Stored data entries
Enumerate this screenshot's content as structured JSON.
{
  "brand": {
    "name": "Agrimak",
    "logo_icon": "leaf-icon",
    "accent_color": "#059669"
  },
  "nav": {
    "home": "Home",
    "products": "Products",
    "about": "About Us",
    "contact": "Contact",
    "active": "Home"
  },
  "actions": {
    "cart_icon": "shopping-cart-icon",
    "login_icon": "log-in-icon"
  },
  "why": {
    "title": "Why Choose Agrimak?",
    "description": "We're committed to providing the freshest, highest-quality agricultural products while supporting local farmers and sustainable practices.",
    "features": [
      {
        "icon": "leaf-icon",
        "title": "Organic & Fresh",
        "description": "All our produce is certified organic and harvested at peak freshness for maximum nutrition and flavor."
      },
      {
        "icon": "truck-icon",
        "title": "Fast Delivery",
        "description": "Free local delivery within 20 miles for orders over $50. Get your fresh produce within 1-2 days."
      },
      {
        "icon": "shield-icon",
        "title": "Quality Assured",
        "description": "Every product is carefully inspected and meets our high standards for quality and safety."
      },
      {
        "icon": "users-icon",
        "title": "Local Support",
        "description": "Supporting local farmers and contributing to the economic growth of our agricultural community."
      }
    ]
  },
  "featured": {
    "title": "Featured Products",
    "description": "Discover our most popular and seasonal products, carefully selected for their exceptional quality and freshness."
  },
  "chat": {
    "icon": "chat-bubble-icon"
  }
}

§ **TASK BRIEF**:
Emit the full listing verbatim.

§ **CORRECT RESPONSE**:
Enumerate this screenshot's content as structured JSON.
{
  "brand": {
    "name": "Agrimak",
    "logo_icon": "leaf-icon",
    "accent_color": "#059669"
  },
  "nav": {
    "home": "Home",
    "products": "Products",
    "about": "About Us",
    "contact": "Contact",
    "active": "Home"
  },
  "actions": {
    "cart_icon": "shopping-cart-icon",
    "login_icon": "log-in-icon"
  },
  "why": {
    "title": "Why Choose Agrimak?",
    "description": "We're committed to providing the freshest, highest-quality agricultural products while supporting local farmers and sustainable practices.",
    "features": [
      {
        "icon": "leaf-icon",
        "title": "Organic & Fresh",
        "description": "All our produce is certified organic and harvested at peak freshness for maximum nutrition and flavor."
      },
      {
        "icon": "truck-icon",
        "title": "Fast Delivery",
        "description": "Free local delivery within 20 miles for orders over $50. Get your fresh produce within 1-2 days."
      },
      {
        "icon": "shield-icon",
        "title": "Quality Assured",
        "description": "Every product is carefully inspected and meets our high standards for quality and safety."
      },
      {
        "icon": "users-icon",
        "title": "Local Support",
        "description": "Supporting local farmers and contributing to the economic growth of our agricultural community."
      }
    ]
  },
  "featured": {
    "title": "Featured Products",
    "description": "Discover our most popular and seasonal products, carefully selected for their exceptional quality and freshness."
  },
  "chat": {
    "icon": "chat-bubble-icon"
  }
}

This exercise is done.